» **PROMPT**
Identify each line of the listing that contains the string "series", and copy those lines.

════════════════

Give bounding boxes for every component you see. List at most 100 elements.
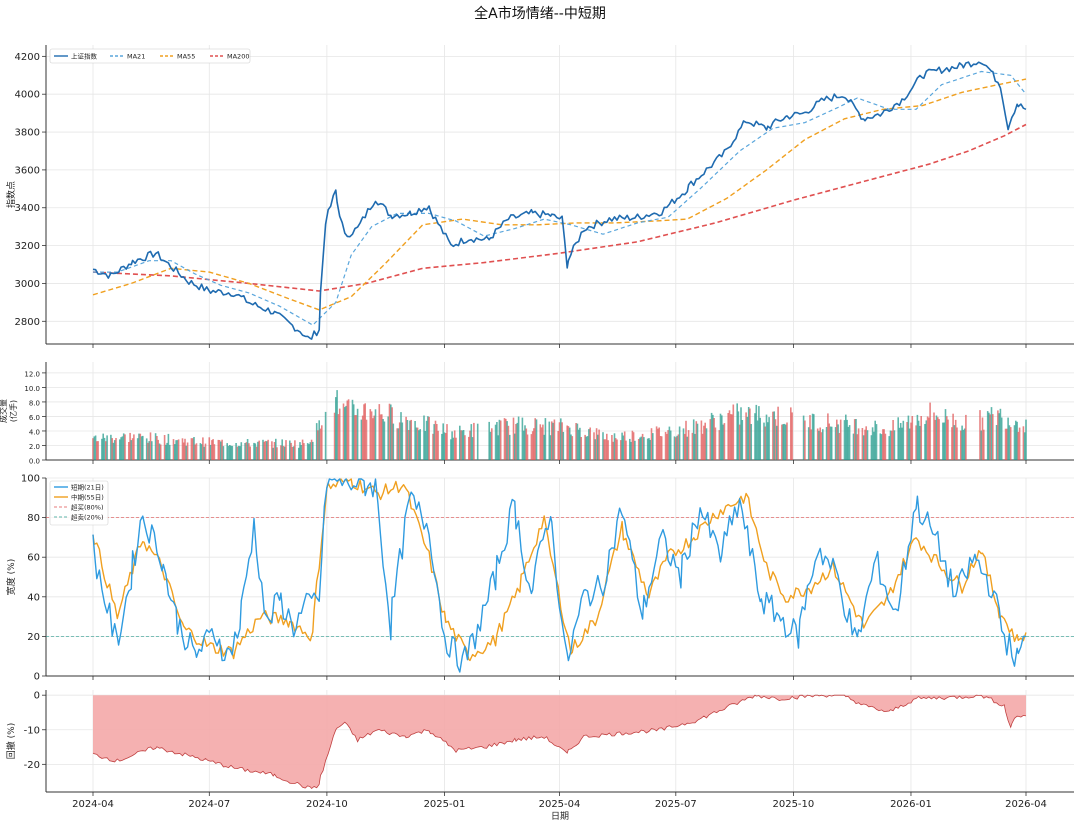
volume-bar — [199, 443, 202, 460]
volume-bar — [728, 410, 731, 460]
volume-bar — [668, 426, 671, 460]
volume-bar — [1017, 431, 1020, 460]
volume-bar — [943, 422, 945, 460]
volume-bar — [427, 416, 429, 460]
volume-bar — [829, 426, 832, 460]
legend-entry: 中期(55日) — [71, 493, 104, 502]
volume-bar — [372, 418, 374, 460]
volume-bar — [424, 431, 427, 460]
volume-bar — [469, 430, 471, 460]
volume-bar — [667, 430, 669, 460]
volume-bar — [676, 435, 678, 460]
series-line-短期(21日) — [92, 478, 1027, 673]
volume-bar — [960, 430, 962, 460]
volume-bar — [221, 439, 223, 460]
volume-bar — [827, 413, 829, 460]
volume-bar — [737, 411, 740, 460]
volume-bar — [361, 415, 364, 460]
volume-bar — [588, 429, 590, 460]
volume-bar — [846, 419, 848, 460]
volume-bar — [418, 430, 420, 460]
volume-bar — [1016, 421, 1018, 460]
volume-bar — [211, 440, 213, 460]
volume-bar — [96, 441, 98, 460]
volume-bar — [899, 423, 902, 460]
volume-bar — [575, 423, 577, 460]
volume-bar — [176, 440, 179, 460]
volume-bar — [432, 433, 434, 460]
volume-bar — [337, 414, 340, 460]
volume-bar — [979, 410, 981, 460]
volume-bar — [254, 443, 257, 460]
volume-bar — [204, 443, 207, 460]
volume-bar — [882, 429, 884, 460]
volume-bar — [473, 422, 475, 460]
volume-bar — [924, 424, 926, 460]
volume-bar — [884, 433, 887, 460]
volume-bar — [772, 411, 774, 460]
volume-bar — [226, 443, 228, 460]
volume-bar — [897, 417, 899, 460]
volume-bar — [684, 433, 686, 460]
volume-bar — [1013, 425, 1016, 460]
volume-bar — [443, 432, 446, 460]
volume-bar — [727, 413, 729, 460]
volume-bar — [414, 421, 416, 460]
volume-bar — [730, 414, 732, 460]
volume-bar — [283, 446, 286, 460]
volume-bar — [759, 417, 761, 460]
volume-bar — [571, 436, 574, 460]
y-tick-label: 4000 — [15, 90, 40, 101]
volume-bar — [124, 434, 126, 460]
volume-bar — [629, 438, 631, 460]
volume-bar — [406, 420, 409, 460]
volume-bar — [514, 433, 516, 460]
volume-bar — [678, 426, 681, 460]
volume-bar — [562, 431, 565, 460]
volume-bar — [494, 424, 497, 460]
y-tick-label: 2.0 — [29, 443, 40, 451]
y-tick-label: -10 — [24, 725, 40, 736]
volume-bar — [961, 425, 963, 460]
volume-bar — [620, 440, 622, 460]
volume-bar — [802, 415, 805, 460]
volume-bar — [282, 445, 285, 460]
volume-bar — [346, 400, 349, 460]
volume-bar — [855, 419, 857, 460]
volume-bar — [712, 414, 714, 460]
volume-bar — [351, 399, 354, 460]
volume-bar — [202, 437, 204, 460]
volume-bar — [175, 440, 177, 460]
y-tick-label: 80 — [27, 513, 40, 524]
volume-bar — [102, 433, 104, 460]
volume-bar — [543, 434, 545, 460]
volume-bar — [345, 405, 347, 460]
volume-bar — [614, 438, 617, 460]
volume-bar — [140, 436, 143, 460]
volume-bar — [294, 440, 296, 460]
volume-bar — [700, 420, 703, 460]
volume-bar — [631, 430, 634, 460]
volume-bar — [963, 428, 966, 460]
legend-box — [49, 48, 251, 64]
volume-bar — [652, 433, 654, 460]
volume-bar — [870, 435, 873, 460]
volume-bar — [746, 416, 749, 460]
volume-bar — [649, 439, 651, 460]
volume-bar — [526, 434, 529, 460]
x-tick-label: 2024-04 — [72, 799, 114, 810]
volume-bar — [910, 422, 912, 460]
volume-bar — [962, 429, 965, 460]
legend-box — [49, 480, 109, 526]
volume-bar — [524, 425, 526, 460]
volume-bar — [999, 408, 1002, 460]
volume-bar — [299, 442, 301, 460]
volume-bar — [548, 421, 551, 460]
volume-bar — [203, 446, 205, 460]
volume-bar — [290, 442, 292, 460]
volume-bar — [576, 423, 579, 460]
volume-bar — [112, 442, 115, 460]
volume-bar — [691, 432, 694, 460]
volume-bar — [828, 423, 830, 460]
volume-bar — [616, 439, 618, 460]
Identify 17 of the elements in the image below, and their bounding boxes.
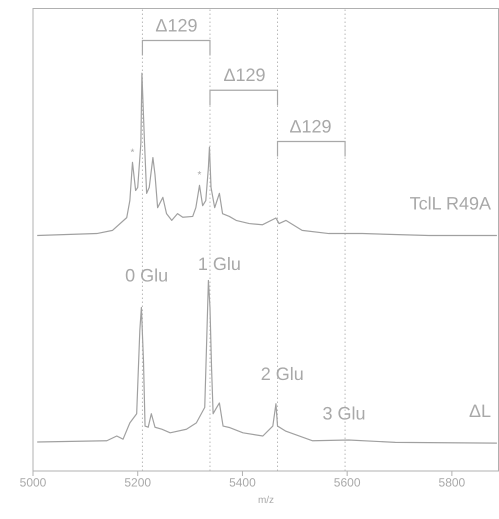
x-tick-label: 5200 bbox=[124, 476, 152, 490]
text: Δ129 bbox=[155, 16, 198, 36]
annotation: * bbox=[198, 170, 202, 181]
annotation: Δ129 bbox=[224, 65, 266, 86]
x-tick-label: 5800 bbox=[438, 476, 466, 490]
x-axis-title: m/z bbox=[258, 495, 274, 506]
x-tick-label: 5400 bbox=[229, 476, 256, 490]
series-label: ΔL bbox=[468, 401, 491, 422]
annotation: 1 Glu bbox=[198, 254, 241, 274]
x-tick-label: 5000 bbox=[20, 476, 47, 490]
annotation: Δ129 bbox=[289, 116, 332, 137]
annotation: * bbox=[130, 147, 135, 158]
series-label: TclL R49A bbox=[410, 194, 491, 214]
annotation: 2 Glu bbox=[260, 364, 304, 384]
annotation: 0 Glu bbox=[125, 266, 168, 286]
x-tick-label: 5600 bbox=[334, 476, 361, 490]
annotation: 3 Glu bbox=[322, 404, 366, 424]
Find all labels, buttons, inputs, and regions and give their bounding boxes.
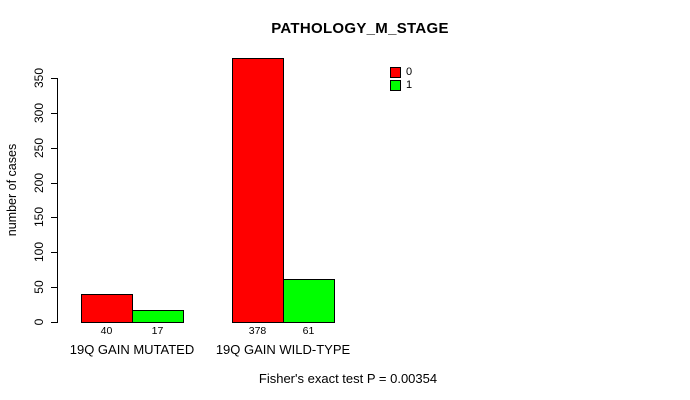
bar-0-1	[81, 294, 133, 323]
y-tick-mark	[51, 252, 57, 253]
x-category-label: 19Q GAIN WILD-TYPE	[215, 342, 351, 357]
y-tick-mark	[51, 287, 57, 288]
y-tick-label: 350	[32, 67, 46, 89]
chart-title: PATHOLOGY_M_STAGE	[271, 20, 449, 37]
legend-item-0: 0	[390, 66, 412, 79]
bar-1-2	[283, 279, 335, 323]
x-category-label: 19Q GAIN MUTATED	[69, 342, 195, 357]
y-tick-label: 250	[32, 137, 46, 159]
fisher-test-note: Fisher's exact test P = 0.00354	[258, 371, 438, 386]
y-tick-mark	[51, 148, 57, 149]
legend-swatch-0	[390, 67, 401, 78]
legend-swatch-1	[390, 80, 401, 91]
legend-label: 1	[406, 79, 413, 91]
bar-0-2	[232, 58, 284, 323]
legend-label: 0	[406, 66, 413, 78]
y-tick-mark	[51, 78, 57, 79]
y-tick-mark	[51, 217, 57, 218]
y-tick-label: 100	[32, 241, 46, 263]
y-tick-mark	[51, 322, 57, 323]
y-axis-title: number of cases	[5, 143, 19, 237]
y-tick-mark	[51, 183, 57, 184]
bar-1-1	[132, 310, 184, 323]
bar-value-label: 17	[151, 325, 164, 337]
y-tick-label: 300	[32, 102, 46, 124]
bar-value-label: 378	[248, 325, 267, 337]
y-axis-line	[57, 78, 58, 323]
bar-value-label: 40	[100, 325, 113, 337]
y-tick-label: 0	[32, 318, 46, 326]
y-tick-mark	[51, 113, 57, 114]
bar-value-label: 61	[302, 325, 315, 337]
y-tick-label: 200	[32, 172, 46, 194]
y-tick-label: 150	[32, 206, 46, 228]
y-tick-label: 50	[32, 280, 46, 294]
legend-item-1: 1	[390, 79, 412, 92]
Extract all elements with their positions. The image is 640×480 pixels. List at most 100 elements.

════════════════

» **RESULT BELOW**
series-line-短期(21日) — [92, 478, 1027, 673]
series-label: ΔL bbox=[468, 401, 491, 422]
series-label: TclL R49A bbox=[410, 194, 491, 214]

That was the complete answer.